WHAT YOU SHOULD DO
Within the material below, find each line bearing the word "name" and present it.
-------
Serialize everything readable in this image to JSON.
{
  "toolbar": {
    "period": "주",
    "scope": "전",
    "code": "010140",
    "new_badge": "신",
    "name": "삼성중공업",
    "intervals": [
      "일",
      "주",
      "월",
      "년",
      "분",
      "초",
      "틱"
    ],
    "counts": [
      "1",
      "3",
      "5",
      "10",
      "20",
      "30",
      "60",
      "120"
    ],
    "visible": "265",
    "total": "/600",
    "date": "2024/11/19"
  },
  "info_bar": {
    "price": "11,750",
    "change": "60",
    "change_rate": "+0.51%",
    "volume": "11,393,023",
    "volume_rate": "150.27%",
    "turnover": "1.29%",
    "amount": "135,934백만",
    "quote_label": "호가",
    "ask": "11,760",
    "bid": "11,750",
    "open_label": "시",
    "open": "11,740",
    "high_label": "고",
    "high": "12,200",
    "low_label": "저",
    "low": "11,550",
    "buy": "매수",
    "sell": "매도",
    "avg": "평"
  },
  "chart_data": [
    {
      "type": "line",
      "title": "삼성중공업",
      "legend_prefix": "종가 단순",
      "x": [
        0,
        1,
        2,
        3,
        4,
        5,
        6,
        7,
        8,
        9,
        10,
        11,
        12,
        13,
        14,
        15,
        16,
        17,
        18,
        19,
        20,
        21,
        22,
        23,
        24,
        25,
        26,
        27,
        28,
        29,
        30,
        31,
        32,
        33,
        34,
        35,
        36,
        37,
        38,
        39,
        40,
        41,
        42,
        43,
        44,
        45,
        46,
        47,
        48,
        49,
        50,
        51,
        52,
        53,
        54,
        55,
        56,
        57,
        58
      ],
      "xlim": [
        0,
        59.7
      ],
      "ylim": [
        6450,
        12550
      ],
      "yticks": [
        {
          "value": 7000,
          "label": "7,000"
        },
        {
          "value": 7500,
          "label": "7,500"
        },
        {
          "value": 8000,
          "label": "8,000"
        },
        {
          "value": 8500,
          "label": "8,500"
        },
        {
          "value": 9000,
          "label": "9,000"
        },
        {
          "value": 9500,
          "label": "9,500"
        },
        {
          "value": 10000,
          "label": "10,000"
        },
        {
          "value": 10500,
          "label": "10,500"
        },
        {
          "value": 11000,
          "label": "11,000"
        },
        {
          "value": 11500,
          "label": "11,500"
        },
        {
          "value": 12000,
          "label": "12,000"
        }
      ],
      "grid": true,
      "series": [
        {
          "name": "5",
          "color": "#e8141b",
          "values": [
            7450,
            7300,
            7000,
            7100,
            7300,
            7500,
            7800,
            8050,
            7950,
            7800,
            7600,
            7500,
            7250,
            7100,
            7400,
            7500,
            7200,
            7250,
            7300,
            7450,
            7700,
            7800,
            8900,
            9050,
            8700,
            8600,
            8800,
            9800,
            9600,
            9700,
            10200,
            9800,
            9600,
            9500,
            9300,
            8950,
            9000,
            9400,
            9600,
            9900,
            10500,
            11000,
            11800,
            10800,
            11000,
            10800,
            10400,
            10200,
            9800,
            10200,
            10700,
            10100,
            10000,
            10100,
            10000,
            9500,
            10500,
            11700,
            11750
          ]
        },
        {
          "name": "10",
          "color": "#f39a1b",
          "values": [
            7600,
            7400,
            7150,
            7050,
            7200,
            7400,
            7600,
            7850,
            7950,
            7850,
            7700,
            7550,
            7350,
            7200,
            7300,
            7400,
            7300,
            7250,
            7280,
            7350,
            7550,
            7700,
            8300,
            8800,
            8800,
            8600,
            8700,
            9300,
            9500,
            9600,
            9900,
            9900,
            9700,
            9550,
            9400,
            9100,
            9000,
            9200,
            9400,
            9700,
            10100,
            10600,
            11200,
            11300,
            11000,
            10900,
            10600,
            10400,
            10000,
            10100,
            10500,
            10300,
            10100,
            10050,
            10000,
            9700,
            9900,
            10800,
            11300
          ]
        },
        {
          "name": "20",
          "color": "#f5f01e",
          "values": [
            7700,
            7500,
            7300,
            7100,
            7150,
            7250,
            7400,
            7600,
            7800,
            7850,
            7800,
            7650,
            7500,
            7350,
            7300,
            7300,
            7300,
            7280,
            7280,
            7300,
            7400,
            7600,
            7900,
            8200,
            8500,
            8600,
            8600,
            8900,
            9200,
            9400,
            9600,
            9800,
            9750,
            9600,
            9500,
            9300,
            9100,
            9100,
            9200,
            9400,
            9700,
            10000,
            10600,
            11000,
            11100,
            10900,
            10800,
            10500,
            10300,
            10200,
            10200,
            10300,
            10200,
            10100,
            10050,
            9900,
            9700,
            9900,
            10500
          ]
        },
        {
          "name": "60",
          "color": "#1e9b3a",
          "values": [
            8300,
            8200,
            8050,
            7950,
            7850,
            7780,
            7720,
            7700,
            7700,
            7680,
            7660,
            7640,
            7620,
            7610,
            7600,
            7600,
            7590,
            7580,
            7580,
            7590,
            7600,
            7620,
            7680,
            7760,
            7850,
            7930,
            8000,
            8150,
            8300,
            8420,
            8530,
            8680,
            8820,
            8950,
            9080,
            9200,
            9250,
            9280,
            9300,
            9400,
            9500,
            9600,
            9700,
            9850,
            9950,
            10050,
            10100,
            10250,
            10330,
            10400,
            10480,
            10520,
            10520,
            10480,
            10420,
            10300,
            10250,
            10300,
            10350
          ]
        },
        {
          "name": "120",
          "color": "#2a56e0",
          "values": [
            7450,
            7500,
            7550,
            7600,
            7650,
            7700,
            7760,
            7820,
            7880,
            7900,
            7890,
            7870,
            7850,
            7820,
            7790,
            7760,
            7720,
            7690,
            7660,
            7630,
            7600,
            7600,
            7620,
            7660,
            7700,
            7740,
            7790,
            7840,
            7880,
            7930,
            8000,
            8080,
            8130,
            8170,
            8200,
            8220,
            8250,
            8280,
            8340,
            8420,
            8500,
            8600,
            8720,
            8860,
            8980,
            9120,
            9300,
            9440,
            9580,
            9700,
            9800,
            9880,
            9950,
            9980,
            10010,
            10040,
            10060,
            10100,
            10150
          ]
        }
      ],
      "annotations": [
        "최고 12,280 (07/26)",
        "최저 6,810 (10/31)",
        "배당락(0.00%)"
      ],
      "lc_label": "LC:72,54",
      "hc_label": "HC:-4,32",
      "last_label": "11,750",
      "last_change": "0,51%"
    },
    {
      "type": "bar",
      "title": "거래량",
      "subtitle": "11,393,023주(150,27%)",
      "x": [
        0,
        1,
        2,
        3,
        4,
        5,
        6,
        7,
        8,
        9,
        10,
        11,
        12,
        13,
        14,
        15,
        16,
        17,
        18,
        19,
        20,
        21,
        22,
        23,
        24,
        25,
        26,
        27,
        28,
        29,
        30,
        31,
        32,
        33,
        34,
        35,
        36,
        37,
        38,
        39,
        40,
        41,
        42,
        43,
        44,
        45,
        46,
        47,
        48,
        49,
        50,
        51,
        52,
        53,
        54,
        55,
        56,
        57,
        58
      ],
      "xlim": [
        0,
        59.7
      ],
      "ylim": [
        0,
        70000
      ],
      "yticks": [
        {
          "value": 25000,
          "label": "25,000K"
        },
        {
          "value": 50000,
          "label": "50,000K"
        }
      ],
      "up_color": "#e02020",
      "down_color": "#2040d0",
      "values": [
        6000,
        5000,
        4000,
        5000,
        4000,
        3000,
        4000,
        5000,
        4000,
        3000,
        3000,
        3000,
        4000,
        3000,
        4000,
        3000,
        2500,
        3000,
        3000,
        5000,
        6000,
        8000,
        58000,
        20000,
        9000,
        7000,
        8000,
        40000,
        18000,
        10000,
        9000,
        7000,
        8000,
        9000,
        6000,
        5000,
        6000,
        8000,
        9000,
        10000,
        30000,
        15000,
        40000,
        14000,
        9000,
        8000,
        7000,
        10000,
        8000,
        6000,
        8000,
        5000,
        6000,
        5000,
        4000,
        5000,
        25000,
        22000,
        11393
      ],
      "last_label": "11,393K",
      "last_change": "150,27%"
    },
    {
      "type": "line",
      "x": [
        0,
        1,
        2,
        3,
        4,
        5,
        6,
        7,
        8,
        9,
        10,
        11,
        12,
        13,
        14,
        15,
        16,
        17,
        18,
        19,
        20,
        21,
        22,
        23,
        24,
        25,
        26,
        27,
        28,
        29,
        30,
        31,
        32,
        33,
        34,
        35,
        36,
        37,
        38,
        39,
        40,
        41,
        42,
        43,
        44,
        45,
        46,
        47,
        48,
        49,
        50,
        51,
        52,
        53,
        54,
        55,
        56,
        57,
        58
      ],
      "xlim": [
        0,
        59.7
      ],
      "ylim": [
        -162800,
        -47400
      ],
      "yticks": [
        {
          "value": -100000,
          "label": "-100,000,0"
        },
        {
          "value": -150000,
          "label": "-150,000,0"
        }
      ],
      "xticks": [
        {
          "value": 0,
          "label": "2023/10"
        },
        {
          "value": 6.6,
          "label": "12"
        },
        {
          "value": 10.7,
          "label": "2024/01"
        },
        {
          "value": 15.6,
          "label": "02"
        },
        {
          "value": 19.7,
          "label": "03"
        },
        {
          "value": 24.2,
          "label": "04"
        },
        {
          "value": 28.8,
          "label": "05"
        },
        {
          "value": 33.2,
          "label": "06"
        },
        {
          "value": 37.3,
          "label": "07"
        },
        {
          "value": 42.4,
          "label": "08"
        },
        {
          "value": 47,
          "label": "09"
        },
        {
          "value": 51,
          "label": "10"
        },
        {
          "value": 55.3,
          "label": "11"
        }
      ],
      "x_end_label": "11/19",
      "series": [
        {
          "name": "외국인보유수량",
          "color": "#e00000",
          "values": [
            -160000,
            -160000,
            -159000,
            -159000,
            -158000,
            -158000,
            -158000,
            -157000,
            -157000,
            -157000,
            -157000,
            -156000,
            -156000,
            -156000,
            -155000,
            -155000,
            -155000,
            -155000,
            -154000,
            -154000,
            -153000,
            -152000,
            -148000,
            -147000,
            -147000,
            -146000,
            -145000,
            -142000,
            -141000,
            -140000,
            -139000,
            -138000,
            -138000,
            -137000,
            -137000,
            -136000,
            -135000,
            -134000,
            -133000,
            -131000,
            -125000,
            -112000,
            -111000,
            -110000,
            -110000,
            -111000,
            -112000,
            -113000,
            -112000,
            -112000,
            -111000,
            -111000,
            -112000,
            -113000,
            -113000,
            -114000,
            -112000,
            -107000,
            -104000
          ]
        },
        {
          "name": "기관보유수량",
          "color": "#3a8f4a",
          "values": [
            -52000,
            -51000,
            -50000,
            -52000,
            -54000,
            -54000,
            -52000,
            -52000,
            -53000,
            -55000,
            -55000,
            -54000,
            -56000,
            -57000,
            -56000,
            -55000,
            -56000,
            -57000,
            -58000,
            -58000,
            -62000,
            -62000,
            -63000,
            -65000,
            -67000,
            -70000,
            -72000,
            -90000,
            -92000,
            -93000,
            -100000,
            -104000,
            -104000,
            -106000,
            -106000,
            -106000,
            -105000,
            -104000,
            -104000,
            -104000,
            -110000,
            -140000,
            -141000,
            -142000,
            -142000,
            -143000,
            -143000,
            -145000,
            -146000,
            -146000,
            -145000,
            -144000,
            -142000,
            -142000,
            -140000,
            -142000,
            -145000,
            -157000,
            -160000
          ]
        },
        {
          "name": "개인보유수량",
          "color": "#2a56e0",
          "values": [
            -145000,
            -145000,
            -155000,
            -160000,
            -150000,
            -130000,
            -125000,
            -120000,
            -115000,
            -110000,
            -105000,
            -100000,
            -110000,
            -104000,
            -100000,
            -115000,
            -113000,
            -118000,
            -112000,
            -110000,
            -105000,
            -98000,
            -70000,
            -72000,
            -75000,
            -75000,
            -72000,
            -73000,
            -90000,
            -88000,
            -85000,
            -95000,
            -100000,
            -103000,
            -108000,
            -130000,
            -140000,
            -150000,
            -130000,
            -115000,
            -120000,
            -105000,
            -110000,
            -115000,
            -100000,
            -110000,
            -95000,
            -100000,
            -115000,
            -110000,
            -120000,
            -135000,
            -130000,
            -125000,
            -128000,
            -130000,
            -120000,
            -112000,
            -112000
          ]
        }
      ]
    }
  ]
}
-------
EXERCISE RESULT
    "name": "삼성중공업",
          "name": "5",
          "name": "10",
          "name": "20",
          "name": "60",
          "name": "120",
          "name": "외국인보유수량",
          "name": "기관보유수량",
          "name": "개인보유수량",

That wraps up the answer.